**Исходный фрагмент:**
= = = = =
Если бы у Сталина не возникла насущная потребность обвинить Ягоду в убийстве Кирова, он, конечно, не посадил бы его на скамью подсудимых. Потерять Ягоду, отказаться от его бесценных услуг – было серьёзной жертвой для Сталина. За пятнадцать лет, что они проработали рука об руку, Ягода сделался чуть ли не "вторым я" Сталина. Никто так не понимал Сталина, как Ягода. Никто из приближённых не сделал для него так много. Никому Сталин не доверял в такой степени, как Ягоде.
Обладая сталинскими чертами – той же изворотливостью и подозрительностью – и почти сталинской виртуозностью в искусстве политической интриги, именно Ягода оплетал потенциальных соперников Сталина предательской паутиной и тщательно подбирал ему беспринципных, но надёжных помощников.
Когда
Ягода собирал для Сталина компрометирующую информацию, касающуюся высших руководителей государства. Когда в поведении такого руководителя начинали проявляться малейшие признаки независимости, Сталину достаточно было протянуть руку к досье, подобранному Ягодой. В таком досье наряду с серьёзными документами, например доказательствами былой принадлежности советского государственного деятеля к информаторам царской полиции, можно было встретить смехотворные донесения наподобие того, что жена этого деятеля колотит свою домработницу или что на Пасху она тайно ходила в церковь святить куличи. Самым распространенным прегрешением было такое: почти все сталинские соратники, заполняя партийные анкеты, приписывали себе дореволюционный партийный стаж, которого в действительности не имели.
= = = = =
**Исходные данные:**

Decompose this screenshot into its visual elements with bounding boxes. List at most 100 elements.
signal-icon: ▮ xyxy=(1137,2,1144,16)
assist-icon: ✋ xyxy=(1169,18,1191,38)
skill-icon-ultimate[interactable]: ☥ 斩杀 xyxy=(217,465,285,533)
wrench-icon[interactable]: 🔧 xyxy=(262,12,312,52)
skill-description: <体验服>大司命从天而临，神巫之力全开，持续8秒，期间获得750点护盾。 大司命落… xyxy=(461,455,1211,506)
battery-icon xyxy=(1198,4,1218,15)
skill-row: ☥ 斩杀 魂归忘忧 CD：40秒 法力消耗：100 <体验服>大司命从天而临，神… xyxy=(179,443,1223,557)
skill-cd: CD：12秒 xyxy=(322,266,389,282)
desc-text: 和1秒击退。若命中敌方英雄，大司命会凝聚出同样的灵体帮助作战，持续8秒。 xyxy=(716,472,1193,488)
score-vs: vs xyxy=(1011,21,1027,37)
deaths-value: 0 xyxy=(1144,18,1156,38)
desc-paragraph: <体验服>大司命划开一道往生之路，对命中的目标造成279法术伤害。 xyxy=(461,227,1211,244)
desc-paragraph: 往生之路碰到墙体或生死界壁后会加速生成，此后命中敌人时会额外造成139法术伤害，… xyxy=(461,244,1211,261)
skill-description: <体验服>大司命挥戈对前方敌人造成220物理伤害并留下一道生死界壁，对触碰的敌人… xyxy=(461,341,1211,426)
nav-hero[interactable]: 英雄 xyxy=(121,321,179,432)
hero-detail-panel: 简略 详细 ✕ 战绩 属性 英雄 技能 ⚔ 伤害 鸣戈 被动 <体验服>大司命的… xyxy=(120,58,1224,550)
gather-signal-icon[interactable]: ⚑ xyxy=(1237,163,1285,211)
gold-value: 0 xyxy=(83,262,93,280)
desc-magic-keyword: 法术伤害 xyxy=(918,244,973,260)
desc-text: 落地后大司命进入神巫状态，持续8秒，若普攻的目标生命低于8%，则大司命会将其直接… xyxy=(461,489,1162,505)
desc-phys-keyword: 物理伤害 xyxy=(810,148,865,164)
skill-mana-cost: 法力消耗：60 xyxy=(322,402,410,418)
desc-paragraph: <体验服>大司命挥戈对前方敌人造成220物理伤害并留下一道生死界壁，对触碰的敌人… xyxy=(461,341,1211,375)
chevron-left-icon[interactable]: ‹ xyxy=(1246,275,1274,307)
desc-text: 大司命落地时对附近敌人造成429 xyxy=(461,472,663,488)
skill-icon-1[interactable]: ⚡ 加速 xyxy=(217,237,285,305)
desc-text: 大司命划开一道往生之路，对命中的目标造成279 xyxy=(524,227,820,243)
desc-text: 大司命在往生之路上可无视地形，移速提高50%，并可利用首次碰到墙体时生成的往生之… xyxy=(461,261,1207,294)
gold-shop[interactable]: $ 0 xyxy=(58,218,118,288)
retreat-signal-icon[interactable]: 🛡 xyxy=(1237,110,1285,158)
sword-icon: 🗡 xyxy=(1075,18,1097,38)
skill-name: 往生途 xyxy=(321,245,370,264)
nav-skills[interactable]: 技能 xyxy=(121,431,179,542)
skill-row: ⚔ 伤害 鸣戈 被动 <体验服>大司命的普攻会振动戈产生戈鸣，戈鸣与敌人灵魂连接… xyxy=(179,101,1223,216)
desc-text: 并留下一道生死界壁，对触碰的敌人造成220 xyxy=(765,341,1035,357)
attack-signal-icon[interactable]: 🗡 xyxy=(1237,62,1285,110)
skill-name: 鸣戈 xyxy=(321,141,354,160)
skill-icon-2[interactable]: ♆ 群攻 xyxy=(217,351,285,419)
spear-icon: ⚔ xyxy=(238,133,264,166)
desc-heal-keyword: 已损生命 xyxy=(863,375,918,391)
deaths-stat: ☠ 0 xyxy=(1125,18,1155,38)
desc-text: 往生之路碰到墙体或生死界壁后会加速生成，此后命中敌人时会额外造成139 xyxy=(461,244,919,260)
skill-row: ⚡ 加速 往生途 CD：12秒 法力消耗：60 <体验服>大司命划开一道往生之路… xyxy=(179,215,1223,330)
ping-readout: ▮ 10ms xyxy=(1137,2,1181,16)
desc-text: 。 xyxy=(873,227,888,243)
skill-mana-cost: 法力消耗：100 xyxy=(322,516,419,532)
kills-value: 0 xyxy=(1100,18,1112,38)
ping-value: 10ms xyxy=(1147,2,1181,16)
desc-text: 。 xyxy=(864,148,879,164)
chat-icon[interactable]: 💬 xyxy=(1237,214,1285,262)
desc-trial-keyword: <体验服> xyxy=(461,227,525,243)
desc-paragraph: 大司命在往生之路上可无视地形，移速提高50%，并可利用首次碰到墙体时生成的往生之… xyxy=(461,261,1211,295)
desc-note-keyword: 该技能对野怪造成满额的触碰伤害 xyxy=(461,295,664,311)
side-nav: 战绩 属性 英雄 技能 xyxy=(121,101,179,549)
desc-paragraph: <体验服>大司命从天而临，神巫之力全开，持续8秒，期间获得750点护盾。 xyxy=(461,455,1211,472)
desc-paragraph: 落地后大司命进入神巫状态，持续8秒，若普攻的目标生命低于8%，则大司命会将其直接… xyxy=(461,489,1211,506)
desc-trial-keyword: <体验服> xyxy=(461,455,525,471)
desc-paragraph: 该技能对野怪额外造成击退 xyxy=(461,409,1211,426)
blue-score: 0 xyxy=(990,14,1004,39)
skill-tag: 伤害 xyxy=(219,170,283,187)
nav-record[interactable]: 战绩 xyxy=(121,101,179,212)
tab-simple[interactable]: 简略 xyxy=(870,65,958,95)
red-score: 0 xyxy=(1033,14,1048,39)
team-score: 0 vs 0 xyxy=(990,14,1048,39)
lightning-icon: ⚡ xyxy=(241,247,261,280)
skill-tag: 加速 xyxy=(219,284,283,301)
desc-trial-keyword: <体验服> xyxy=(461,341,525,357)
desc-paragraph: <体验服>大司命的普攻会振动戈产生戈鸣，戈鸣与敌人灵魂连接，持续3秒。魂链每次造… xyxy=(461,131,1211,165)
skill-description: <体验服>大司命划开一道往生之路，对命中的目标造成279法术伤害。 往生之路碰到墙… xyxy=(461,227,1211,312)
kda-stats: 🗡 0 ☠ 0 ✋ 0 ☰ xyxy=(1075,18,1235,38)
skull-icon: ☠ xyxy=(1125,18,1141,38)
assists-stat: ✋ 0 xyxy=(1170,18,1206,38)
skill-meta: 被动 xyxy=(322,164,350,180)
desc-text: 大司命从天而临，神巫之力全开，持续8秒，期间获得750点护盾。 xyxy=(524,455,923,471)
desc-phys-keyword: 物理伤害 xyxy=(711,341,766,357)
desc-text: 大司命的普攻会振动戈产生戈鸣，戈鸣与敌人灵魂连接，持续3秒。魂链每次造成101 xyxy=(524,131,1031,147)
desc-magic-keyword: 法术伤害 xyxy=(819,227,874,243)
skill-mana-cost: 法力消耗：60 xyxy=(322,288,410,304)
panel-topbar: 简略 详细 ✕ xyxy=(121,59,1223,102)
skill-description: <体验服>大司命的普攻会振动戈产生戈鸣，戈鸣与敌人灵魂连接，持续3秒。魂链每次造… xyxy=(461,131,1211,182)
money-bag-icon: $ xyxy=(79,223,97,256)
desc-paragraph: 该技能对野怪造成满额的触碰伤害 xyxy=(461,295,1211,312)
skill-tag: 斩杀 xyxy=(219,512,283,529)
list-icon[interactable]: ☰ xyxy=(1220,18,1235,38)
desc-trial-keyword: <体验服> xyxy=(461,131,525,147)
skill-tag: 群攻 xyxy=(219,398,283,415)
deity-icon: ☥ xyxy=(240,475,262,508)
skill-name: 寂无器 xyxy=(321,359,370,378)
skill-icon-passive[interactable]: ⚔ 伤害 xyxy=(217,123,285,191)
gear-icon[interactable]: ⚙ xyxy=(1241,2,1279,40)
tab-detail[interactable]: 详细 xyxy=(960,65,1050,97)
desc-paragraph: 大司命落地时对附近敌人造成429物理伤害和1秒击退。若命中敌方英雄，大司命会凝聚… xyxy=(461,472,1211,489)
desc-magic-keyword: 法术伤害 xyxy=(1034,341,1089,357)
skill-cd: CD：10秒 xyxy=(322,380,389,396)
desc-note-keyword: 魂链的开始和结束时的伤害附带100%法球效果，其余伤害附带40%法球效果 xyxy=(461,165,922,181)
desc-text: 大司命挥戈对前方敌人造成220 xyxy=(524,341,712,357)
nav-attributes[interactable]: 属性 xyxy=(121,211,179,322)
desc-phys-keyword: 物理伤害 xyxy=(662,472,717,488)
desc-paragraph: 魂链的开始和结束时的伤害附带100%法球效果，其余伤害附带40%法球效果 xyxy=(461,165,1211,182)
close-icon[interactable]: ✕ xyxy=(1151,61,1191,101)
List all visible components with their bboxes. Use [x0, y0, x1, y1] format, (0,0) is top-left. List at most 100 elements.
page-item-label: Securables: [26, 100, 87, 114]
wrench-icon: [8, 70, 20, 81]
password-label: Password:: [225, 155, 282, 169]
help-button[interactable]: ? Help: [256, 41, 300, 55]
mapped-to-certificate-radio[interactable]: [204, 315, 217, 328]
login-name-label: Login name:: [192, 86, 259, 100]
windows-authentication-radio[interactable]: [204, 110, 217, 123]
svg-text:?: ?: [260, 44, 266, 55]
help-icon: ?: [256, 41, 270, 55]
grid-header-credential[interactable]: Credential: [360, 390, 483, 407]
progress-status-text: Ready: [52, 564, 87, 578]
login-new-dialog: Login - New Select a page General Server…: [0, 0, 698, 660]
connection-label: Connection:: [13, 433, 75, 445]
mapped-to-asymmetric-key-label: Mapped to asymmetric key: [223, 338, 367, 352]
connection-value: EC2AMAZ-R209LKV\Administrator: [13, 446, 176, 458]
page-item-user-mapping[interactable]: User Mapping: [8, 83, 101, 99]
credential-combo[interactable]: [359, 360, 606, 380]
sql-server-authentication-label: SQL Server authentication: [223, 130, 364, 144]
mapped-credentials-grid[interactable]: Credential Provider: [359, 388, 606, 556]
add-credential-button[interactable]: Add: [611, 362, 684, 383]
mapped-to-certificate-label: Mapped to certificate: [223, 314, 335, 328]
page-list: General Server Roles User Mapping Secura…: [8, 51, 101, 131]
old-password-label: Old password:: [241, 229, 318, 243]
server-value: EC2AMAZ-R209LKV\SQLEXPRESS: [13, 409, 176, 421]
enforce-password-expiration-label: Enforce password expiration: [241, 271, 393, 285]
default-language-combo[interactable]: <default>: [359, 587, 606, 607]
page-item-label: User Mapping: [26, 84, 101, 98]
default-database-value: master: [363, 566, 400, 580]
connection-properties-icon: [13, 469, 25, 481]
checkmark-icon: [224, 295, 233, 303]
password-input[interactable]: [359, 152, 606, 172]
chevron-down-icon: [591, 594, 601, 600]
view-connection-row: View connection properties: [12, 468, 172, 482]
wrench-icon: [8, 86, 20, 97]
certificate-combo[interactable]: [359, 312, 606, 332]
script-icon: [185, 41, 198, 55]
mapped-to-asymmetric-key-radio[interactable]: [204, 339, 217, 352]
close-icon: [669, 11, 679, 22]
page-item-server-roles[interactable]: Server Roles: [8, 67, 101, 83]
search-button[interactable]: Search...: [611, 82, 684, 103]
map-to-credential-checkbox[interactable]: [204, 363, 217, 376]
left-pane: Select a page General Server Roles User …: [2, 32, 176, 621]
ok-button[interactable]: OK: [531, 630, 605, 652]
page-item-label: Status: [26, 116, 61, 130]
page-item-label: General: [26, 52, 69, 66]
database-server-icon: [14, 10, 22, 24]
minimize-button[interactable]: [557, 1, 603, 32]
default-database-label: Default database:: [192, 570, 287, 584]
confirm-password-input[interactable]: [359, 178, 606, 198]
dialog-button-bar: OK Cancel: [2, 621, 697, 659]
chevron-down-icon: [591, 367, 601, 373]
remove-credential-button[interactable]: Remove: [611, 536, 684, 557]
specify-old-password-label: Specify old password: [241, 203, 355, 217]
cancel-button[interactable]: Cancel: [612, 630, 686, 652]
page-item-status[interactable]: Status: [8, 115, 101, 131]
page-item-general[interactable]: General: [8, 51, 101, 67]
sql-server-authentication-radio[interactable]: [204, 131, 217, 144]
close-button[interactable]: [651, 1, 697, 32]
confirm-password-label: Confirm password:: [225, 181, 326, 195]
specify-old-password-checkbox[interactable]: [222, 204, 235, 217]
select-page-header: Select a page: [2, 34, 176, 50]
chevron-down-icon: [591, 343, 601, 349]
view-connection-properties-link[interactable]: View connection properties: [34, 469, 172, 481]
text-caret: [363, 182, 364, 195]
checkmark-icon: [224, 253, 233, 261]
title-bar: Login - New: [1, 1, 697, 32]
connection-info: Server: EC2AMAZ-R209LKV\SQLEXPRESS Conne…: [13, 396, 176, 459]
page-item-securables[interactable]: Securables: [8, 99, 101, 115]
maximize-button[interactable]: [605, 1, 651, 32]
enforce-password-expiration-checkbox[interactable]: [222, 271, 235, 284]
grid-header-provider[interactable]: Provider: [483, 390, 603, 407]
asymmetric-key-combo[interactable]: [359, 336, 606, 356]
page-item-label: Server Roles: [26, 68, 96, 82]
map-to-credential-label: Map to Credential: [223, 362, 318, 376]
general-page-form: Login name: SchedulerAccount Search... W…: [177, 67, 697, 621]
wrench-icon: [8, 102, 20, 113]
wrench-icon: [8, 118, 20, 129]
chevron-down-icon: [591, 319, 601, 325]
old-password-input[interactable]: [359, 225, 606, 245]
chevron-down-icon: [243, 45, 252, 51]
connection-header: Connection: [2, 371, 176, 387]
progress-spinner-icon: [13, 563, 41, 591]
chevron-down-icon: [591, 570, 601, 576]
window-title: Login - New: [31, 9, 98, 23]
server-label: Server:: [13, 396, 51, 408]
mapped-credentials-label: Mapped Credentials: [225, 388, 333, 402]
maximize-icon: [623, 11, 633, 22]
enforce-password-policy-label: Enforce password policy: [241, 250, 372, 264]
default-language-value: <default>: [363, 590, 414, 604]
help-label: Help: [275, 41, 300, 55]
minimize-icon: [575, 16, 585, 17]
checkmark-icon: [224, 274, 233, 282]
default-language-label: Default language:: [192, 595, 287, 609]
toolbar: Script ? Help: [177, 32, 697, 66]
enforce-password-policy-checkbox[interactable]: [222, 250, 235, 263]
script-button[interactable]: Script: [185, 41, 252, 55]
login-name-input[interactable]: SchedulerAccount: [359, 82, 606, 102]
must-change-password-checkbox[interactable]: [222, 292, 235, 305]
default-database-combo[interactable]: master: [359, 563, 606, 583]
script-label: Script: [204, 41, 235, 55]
= = = = =
**Задание:** Пожалуйста, замените «паутиной» на «сетью» во фрагменте о Сталине и Ягоде и приведите его часть, начиная со слов «Если бы у Сталина» и заканчивая словами «но надёжных помощников.».

**Результат:**
Если бы у Сталина не возникла насущная потребность обвинить Ягоду в убийстве Кирова, он, конечно, не посадил бы его на скамью подсудимых. Потерять Ягоду, отказаться от его бесценных услуг – было серьёзной жертвой для Сталина. За пятнадцать лет, что они проработали рука об руку, Ягода сделался чуть ли не "вторым я" Сталина. Никто так не понимал Сталина, как Ягода. Никто из приближённых не сделал для него так много. Никому Сталин не доверял в такой степени, как Ягоде.
Обладая сталинскими чертами – той же изворотливостью и подозрительностью – и почти сталинской виртуозностью в искусстве политической интриги, именно Ягода оплетал потенциальных соперников Сталина предательской сетью и тщательно подбирал ему беспринципных, но надёжных помощников.